» Exercise set
1. Answer these from the passage on Texas fracking-fluid disclosure, one answer per line, marked (a), (b), (c):
(a) What bill did Gov. Rick Perry sign into law?
(b) Which body is to implement the regulations?
(c) On which website would disclosure be made?
2. Resume the passage on Texas fracking-fluid disclosure, picking up right after its final sentence.

(Passage shown Opens)

Texas is on its way to leading the nation in the public disclosure of hydraulic fracturing chemicals. Gov. Rick Perry Friday signed into law HB 3328, making the Lone Star State a leader on an issue with which other states producing natural gas from shale plays have struggled.
The legislation requires full public disclosure of the chemical composition of fracking fluids on a well-by-well basis and seeks to establish a model for other states to follow (see Shale Daily, June 1). The regulations, which have the support of the gas industry, are to be implemented by the Railroad Commission of Texas (RRC).
Operators will have the ability to challenge disclosure if they feel that certain contents of the fluid they use constitute a trade secret. Disclosure would be made on the existing Frac Focus Chemical Disclosure Registry website.
Last Wednesday RRC commissioners during a conference vowed to quickly draft the disclosure rules. "The implementation of this groundbreaking policy by administrative rule is a Railroad Commission priority," said RRC Chair Elizabeth Ames Jones.

(Passage shown Closes)
(Material supplied Opens)

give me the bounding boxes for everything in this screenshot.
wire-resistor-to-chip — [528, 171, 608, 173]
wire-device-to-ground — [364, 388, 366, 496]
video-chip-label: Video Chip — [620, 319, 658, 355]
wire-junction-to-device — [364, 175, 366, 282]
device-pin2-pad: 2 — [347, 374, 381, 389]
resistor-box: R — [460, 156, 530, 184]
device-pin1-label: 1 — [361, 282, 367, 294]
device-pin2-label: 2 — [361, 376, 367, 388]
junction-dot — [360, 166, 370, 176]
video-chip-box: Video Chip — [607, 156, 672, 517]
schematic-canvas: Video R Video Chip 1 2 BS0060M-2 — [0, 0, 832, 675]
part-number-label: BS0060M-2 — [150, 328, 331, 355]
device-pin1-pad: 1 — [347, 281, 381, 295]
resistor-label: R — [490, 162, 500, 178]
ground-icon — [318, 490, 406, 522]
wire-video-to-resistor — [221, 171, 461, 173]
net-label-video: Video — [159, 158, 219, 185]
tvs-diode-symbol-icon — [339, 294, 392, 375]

(Material supplied Closes)

» Answers to the exercise
1.
(a) HB 3328
(b) The Railroad Commission of Texas (RRC)
(c) The existing Frac Focus Chemical Disclosure Registry website

2.
RRC staff was directed to begin creation of a rulemaking timetable. The process will include public hearings. Rules for disclosure of chemicals regulated by the Occupational Safety and Health Administration need to be completed by July 1, 2012. Rules for disclosure of other chemicals would need to be developed by July 1, 2013.
Perry did not make a statement on the signing of the bill. Perry spokeswoman Catherine Frazier noted that there has not been a confirmed case of groundwater contamination from fracking in Texas, but she said Perry believes the legislation will give the public "peace of mind about the practice."
Elsewhere, Montana is considering rules for frack fluid disclosure at the regulatory level; Arkansas, Wyoming and Michigan require some form of disclosure. The issue of frack fluid disclosure is seen by environmentalists and landowner advocates as central to the natural gas industry's image in the shale patch (see Shale Daily, June 17).